STUDY TEXT:
* * * * * * * * *
Shortly after publishing A Messy Transition (Part 1) we received numerous requests for similar user address space usage testing under Windows XP, as we had previously done all of our testing on our standard Windows Vista setup. Although we were not expecting a great difference - certainly Vista will use more resources than XP because it's a newer and heavier operating system - we decided to follow these requests anyhow. However what we found completely blew our expectations.

And with that said we'll immediately dive in to the results of our findings. We'll be picking up from where we left off, so please read part 1 if you haven't already.

Software Test Bed
Processor AMD Athlon 64 4600+
(2x2.4GHz/512KB Cache, S939)
RAM OCZ EL Platinum DDR-400 (4x512MB)
Motherboard ASUS A8N-SLI Premium (nForce 4 SLI)
System Platform Drivers NV 15.00
Hard Drive Maxtor MaXLine Pro 500GB SATA
Video Cards

1 x GeForce 8800GTX
1 x GeForce 7800GTX(256MB)
1 x Radeon X1900XTX(512MB)

Video Drivers NV ForceWare 163.11(Vista)
NV ForceWare 162.18(XP)
* * * * * * * * *
LISTED RECORDS:
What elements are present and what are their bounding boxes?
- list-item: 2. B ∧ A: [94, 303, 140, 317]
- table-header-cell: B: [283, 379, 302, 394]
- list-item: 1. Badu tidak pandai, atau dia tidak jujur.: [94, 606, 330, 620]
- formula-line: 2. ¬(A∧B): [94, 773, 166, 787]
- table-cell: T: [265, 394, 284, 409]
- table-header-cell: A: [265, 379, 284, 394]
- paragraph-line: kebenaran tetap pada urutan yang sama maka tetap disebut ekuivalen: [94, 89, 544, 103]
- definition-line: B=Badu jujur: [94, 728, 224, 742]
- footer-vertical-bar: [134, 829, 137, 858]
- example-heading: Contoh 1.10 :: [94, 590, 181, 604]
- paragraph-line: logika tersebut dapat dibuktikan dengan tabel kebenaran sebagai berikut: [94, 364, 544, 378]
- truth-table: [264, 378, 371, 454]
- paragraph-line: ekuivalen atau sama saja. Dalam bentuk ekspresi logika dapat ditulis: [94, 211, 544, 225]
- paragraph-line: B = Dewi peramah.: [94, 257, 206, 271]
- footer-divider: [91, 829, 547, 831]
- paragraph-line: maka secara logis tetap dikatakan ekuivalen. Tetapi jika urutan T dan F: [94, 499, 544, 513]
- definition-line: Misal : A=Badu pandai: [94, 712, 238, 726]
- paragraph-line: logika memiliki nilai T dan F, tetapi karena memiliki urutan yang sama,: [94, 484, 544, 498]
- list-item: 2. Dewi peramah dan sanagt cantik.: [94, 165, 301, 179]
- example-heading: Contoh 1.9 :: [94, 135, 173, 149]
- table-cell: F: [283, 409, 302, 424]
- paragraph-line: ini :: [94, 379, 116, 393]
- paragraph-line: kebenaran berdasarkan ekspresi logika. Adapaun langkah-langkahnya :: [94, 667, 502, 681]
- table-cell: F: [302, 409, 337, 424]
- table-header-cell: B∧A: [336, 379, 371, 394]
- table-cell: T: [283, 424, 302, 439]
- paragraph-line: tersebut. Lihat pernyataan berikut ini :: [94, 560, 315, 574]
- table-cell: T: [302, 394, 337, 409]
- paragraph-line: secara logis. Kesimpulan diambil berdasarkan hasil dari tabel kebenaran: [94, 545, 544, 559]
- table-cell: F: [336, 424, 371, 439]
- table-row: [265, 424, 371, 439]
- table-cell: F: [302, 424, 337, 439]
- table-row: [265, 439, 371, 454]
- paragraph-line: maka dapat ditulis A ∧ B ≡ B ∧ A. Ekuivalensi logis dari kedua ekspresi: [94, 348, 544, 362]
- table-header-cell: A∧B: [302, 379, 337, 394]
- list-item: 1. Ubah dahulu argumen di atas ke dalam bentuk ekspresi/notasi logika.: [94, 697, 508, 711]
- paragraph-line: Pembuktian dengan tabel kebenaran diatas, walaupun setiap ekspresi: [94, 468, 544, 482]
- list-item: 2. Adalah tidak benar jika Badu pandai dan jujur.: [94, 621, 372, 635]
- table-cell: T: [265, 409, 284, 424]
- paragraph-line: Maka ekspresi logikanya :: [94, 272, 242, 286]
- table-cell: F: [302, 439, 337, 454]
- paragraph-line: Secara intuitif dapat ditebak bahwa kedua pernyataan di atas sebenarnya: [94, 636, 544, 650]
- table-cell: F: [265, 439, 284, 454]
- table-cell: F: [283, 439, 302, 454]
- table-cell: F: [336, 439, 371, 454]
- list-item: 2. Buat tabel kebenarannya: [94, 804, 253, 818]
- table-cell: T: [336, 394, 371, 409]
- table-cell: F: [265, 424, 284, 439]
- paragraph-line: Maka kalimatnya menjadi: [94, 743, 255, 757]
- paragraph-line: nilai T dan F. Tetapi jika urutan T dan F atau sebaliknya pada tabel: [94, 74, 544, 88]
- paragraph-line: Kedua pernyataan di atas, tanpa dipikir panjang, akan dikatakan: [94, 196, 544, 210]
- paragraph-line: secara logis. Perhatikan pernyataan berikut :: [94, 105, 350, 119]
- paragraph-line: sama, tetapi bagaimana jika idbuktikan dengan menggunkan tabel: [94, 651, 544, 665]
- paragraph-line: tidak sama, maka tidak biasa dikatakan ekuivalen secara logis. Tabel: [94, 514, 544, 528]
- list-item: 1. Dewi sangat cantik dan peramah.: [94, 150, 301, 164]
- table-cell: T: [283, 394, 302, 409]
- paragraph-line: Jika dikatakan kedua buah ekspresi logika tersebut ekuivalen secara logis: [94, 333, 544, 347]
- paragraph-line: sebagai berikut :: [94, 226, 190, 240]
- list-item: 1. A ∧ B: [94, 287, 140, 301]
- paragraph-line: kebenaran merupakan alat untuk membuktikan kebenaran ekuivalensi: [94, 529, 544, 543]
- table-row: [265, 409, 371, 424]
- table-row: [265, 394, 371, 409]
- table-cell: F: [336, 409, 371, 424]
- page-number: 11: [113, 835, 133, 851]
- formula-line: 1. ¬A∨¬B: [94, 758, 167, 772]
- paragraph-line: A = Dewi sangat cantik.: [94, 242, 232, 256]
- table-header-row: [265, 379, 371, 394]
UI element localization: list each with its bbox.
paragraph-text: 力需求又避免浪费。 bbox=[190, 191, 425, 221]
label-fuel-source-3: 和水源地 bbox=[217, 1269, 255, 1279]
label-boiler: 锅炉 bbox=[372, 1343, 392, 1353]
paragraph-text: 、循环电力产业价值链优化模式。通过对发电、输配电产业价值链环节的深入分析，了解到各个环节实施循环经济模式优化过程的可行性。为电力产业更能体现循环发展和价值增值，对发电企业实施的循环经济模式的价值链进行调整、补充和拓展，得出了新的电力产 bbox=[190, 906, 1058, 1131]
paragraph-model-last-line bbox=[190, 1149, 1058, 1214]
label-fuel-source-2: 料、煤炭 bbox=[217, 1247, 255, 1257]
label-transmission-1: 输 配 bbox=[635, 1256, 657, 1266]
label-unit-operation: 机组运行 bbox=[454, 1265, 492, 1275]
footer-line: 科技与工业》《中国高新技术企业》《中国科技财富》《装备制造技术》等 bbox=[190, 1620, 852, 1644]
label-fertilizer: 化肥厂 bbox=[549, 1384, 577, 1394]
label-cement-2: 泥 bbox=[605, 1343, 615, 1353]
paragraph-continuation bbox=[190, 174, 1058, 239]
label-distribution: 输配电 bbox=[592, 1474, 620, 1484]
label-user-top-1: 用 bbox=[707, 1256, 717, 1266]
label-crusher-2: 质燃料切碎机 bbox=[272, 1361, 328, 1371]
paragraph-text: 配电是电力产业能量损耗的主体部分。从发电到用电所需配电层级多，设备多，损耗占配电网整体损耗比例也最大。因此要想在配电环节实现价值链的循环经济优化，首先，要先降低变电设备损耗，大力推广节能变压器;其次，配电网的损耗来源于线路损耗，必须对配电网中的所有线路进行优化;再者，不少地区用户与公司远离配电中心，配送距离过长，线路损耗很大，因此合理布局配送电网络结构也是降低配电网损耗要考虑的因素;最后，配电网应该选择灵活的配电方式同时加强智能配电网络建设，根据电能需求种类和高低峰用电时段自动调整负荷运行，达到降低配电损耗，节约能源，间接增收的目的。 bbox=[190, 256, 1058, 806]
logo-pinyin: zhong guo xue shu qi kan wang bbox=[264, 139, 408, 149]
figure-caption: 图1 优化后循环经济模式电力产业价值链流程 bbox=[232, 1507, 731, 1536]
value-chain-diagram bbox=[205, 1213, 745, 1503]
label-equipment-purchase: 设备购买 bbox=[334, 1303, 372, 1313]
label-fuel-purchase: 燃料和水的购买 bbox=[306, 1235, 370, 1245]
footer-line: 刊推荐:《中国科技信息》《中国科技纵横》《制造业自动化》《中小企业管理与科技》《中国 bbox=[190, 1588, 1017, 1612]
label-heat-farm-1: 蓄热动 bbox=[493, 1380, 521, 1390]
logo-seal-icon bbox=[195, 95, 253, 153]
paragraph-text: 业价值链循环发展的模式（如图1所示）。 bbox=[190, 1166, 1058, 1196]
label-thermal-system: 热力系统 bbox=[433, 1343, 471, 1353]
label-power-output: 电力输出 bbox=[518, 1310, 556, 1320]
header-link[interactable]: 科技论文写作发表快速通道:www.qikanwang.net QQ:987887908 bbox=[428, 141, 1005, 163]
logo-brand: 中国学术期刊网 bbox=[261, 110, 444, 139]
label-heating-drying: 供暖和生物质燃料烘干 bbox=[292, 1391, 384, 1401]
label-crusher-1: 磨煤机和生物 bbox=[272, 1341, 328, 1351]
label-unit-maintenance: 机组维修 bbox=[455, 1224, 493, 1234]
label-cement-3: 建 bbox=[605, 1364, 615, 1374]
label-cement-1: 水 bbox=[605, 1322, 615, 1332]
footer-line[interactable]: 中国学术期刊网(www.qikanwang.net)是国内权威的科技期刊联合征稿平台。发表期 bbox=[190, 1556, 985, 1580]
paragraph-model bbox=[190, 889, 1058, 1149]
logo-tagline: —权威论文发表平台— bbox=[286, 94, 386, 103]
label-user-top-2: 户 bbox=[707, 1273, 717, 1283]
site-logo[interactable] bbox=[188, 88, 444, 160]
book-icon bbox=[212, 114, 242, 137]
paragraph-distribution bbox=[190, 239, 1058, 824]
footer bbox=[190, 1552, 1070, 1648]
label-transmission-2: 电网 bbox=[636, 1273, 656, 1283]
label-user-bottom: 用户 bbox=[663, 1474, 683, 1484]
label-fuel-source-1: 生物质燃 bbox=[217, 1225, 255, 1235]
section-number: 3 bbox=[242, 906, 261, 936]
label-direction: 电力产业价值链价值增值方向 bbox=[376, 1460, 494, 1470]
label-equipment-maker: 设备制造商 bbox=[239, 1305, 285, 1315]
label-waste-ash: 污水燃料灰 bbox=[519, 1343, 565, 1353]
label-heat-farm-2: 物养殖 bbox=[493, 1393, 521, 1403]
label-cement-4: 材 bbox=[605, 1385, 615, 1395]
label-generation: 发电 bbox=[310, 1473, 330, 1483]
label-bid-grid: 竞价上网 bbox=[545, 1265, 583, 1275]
* * * * * * * * *
Carry on the Windows XP address space testing article from the point where it stops, after the listing.

ATI Catalyst 7.6
Power Supply OCZ GameXStream 700W
Desktop Resolution 1600x1200
Operating System Windows Vista Ultimate 32-Bit
Windows XP Professional SP2

The principles of address space allocation and usage are virtually the same between Vista and XP, so as with our Vista tests we first attempted to crash Supreme Commander against a modified 2.6GB of user address space. Because this needed to be repeatable we have switched to using replays instead of a live game, but the goal remains the same one of monitoring memory usage and looking for Supreme Commander to crash. Or surprisingly, to not crash; we were unable to make Supreme Commander crash and not for a lack of trying.

Supreme Commander Address Space Usage
(GeForce 8800GTX, 768MB)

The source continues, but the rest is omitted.